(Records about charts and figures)
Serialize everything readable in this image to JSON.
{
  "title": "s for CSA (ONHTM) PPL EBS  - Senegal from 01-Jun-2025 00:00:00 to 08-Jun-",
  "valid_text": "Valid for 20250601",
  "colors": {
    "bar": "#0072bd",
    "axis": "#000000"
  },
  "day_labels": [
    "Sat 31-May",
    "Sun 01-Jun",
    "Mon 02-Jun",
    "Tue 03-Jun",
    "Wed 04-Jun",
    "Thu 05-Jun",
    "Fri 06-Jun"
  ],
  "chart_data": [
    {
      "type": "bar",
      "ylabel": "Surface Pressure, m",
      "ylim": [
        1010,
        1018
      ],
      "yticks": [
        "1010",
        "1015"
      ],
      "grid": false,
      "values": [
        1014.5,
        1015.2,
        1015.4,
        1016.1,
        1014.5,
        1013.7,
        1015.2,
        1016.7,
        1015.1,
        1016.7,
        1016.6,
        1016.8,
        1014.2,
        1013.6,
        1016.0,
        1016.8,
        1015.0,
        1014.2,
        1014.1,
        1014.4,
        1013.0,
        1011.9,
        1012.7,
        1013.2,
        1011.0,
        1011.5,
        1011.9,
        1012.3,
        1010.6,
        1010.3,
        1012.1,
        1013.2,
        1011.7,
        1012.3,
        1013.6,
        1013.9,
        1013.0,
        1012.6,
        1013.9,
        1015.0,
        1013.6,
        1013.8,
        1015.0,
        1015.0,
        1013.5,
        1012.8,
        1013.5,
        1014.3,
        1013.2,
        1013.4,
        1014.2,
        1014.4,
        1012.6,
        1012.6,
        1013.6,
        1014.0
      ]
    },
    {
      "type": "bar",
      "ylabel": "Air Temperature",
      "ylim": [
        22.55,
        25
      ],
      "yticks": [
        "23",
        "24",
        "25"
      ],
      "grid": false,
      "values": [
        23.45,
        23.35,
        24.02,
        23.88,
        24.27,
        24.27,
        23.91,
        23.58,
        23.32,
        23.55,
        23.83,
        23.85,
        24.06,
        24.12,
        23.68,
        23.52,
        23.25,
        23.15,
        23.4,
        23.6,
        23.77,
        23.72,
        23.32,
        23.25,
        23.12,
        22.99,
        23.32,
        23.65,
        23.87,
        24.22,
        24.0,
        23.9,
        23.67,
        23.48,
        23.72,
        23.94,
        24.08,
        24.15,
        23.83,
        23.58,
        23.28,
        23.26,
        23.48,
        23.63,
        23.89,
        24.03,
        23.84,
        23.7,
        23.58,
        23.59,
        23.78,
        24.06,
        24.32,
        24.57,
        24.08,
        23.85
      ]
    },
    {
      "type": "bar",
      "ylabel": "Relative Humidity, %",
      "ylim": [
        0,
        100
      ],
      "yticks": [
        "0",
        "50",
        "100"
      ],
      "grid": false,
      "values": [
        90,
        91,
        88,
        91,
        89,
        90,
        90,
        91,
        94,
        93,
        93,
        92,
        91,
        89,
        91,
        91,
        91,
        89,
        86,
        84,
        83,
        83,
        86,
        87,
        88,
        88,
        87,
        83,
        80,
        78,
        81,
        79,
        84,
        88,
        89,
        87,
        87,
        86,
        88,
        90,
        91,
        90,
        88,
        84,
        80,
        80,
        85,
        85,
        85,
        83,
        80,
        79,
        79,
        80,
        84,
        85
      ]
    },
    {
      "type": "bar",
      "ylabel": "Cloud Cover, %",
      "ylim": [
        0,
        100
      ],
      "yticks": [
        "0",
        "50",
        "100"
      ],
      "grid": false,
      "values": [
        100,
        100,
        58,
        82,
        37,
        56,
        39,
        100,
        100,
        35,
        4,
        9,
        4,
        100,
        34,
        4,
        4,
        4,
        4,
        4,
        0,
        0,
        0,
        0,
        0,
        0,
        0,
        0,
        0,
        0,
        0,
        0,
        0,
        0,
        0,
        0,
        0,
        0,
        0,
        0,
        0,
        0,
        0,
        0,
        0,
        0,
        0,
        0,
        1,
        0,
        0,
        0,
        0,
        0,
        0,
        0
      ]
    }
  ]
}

[Exercise prompt]:
Every record above should be copied exactly.

[The completed task]:
Serialize everything readable in this image to JSON.
{
  "title": "s for CSA (ONHTM) PPL EBS  - Senegal from 01-Jun-2025 00:00:00 to 08-Jun-",
  "valid_text": "Valid for 20250601",
  "colors": {
    "bar": "#0072bd",
    "axis": "#000000"
  },
  "day_labels": [
    "Sat 31-May",
    "Sun 01-Jun",
    "Mon 02-Jun",
    "Tue 03-Jun",
    "Wed 04-Jun",
    "Thu 05-Jun",
    "Fri 06-Jun"
  ],
  "chart_data": [
    {
      "type": "bar",
      "ylabel": "Surface Pressure, m",
      "ylim": [
        1010,
        1018
      ],
      "yticks": [
        "1010",
        "1015"
      ],
      "grid": false,
      "values": [
        1014.5,
        1015.2,
        1015.4,
        1016.1,
        1014.5,
        1013.7,
        1015.2,
        1016.7,
        1015.1,
        1016.7,
        1016.6,
        1016.8,
        1014.2,
        1013.6,
        1016.0,
        1016.8,
        1015.0,
        1014.2,
        1014.1,
        1014.4,
        1013.0,
        1011.9,
        1012.7,
        1013.2,
        1011.0,
        1011.5,
        1011.9,
        1012.3,
        1010.6,
        1010.3,
        1012.1,
        1013.2,
        1011.7,
        1012.3,
        1013.6,
        1013.9,
        1013.0,
        1012.6,
        1013.9,
        1015.0,
        1013.6,
        1013.8,
        1015.0,
        1015.0,
        1013.5,
        1012.8,
        1013.5,
        1014.3,
        1013.2,
        1013.4,
        1014.2,
        1014.4,
        1012.6,
        1012.6,
        1013.6,
        1014.0
      ]
    },
    {
      "type": "bar",
      "ylabel": "Air Temperature",
      "ylim": [
        22.55,
        25
      ],
      "yticks": [
        "23",
        "24",
        "25"
      ],
      "grid": false,
      "values": [
        23.45,
        23.35,
        24.02,
        23.88,
        24.27,
        24.27,
        23.91,
        23.58,
        23.32,
        23.55,
        23.83,
        23.85,
        24.06,
        24.12,
        23.68,
        23.52,
        23.25,
        23.15,
        23.4,
        23.6,
        23.77,
        23.72,
        23.32,
        23.25,
        23.12,
        22.99,
        23.32,
        23.65,
        23.87,
        24.22,
        24.0,
        23.9,
        23.67,
        23.48,
        23.72,
        23.94,
        24.08,
        24.15,
        23.83,
        23.58,
        23.28,
        23.26,
        23.48,
        23.63,
        23.89,
        24.03,
        23.84,
        23.7,
        23.58,
        23.59,
        23.78,
        24.06,
        24.32,
        24.57,
        24.08,
        23.85
      ]
    },
    {
      "type": "bar",
      "ylabel": "Relative Humidity, %",
      "ylim": [
        0,
        100
      ],
      "yticks": [
        "0",
        "50",
        "100"
      ],
      "grid": false,
      "values": [
        90,
        91,
        88,
        91,
        89,
        90,
        90,
        91,
        94,
        93,
        93,
        92,
        91,
        89,
        91,
        91,
        91,
        89,
        86,
        84,
        83,
        83,
        86,
        87,
        88,
        88,
        87,
        83,
        80,
        78,
        81,
        79,
        84,
        88,
        89,
        87,
        87,
        86,
        88,
        90,
        91,
        90,
        88,
        84,
        80,
        80,
        85,
        85,
        85,
        83,
        80,
        79,
        79,
        80,
        84,
        85
      ]
    },
    {
      "type": "bar",
      "ylabel": "Cloud Cover, %",
      "ylim": [
        0,
        100
      ],
      "yticks": [
        "0",
        "50",
        "100"
      ],
      "grid": false,
      "values": [
        100,
        100,
        58,
        82,
        37,
        56,
        39,
        100,
        100,
        35,
        4,
        9,
        4,
        100,
        34,
        4,
        4,
        4,
        4,
        4,
        0,
        0,
        0,
        0,
        0,
        0,
        0,
        0,
        0,
        0,
        0,
        0,
        0,
        0,
        0,
        0,
        0,
        0,
        0,
        0,
        0,
        0,
        0,
        0,
        0,
        0,
        0,
        0,
        1,
        0,
        0,
        0,
        0,
        0,
        0,
        0
      ]
    }
  ]
}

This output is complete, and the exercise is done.